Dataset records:
■ ■ ■ ■
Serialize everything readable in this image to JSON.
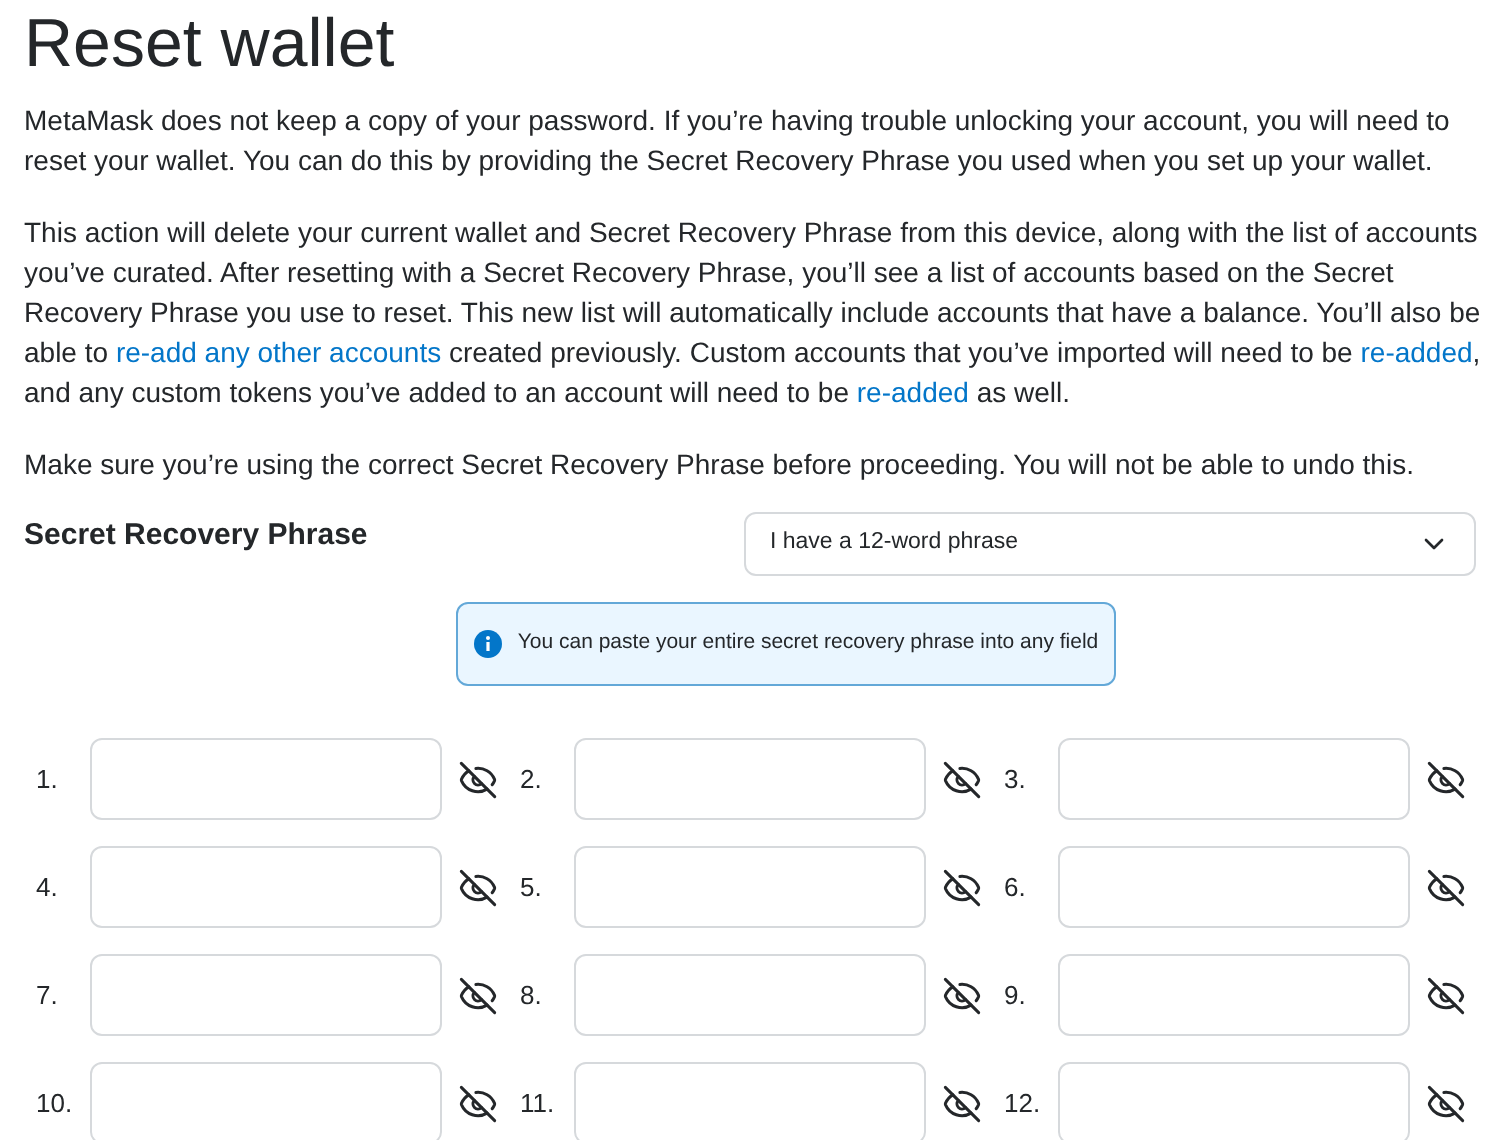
{
  "title": "Reset wallet",
  "paragraphs": [
    [
      {
        "text": "MetaMask does not keep a copy of your password. If you’re having trouble unlocking your account, you will need to reset your wallet. You can do this by providing the Secret Recovery Phrase you used when you set up your wallet.",
        "link": false
      }
    ],
    [
      {
        "text": "This action will delete your current wallet and Secret Recovery Phrase from this device, along with the list of accounts you’ve curated. After resetting with a Secret Recovery Phrase, you’ll see a list of accounts based on the Secret Recovery Phrase you use to reset. This new list will automatically include accounts that have a balance. You’ll also be able to ",
        "link": false
      },
      {
        "text": "re-add any other accounts",
        "link": true
      },
      {
        "text": " created previously. Custom accounts that you’ve imported will need to be ",
        "link": false
      },
      {
        "text": "re-added",
        "link": true
      },
      {
        "text": ", and any custom tokens you’ve added to an account will need to be ",
        "link": false
      },
      {
        "text": "re-added",
        "link": true
      },
      {
        "text": " as well.",
        "link": false
      }
    ],
    [
      {
        "text": "Make sure you’re using the correct Secret Recovery Phrase before proceeding. You will not be able to undo this.",
        "link": false
      }
    ]
  ],
  "phrase_label": "Secret Recovery Phrase",
  "phrase_length_select": {
    "value": "I have a 12-word phrase"
  },
  "info_banner": "You can paste your entire secret recovery phrase into any field",
  "word_fields": [
    {
      "label": "1."
    },
    {
      "label": "2."
    },
    {
      "label": "3."
    },
    {
      "label": "4."
    },
    {
      "label": "5."
    },
    {
      "label": "6."
    },
    {
      "label": "7."
    },
    {
      "label": "8."
    },
    {
      "label": "9."
    },
    {
      "label": "10."
    },
    {
      "label": "11."
    },
    {
      "label": "12."
    }
  ]
}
■ ■ ■ ■
- [The request]: Extract lines where the string "wallet" occurs.

- [Answer for the task]:
  "title": "Reset wallet",
        "text": "MetaMask does not keep a copy of your password. If you’re having trouble unlocking your account, you will need to reset your wallet. You can do this by providing the Secret Recovery Phrase you used when you set up your wallet.",
        "text": "This action will delete your current wallet and Secret Recovery Phrase from this device, along with the list of accounts you’ve curated. After resetting with a Secret Recovery Phrase, you’ll see a list of accounts based on the Secret Recovery Phrase you use to reset. This new list will automatically include accounts that have a balance. You’ll also be able to ",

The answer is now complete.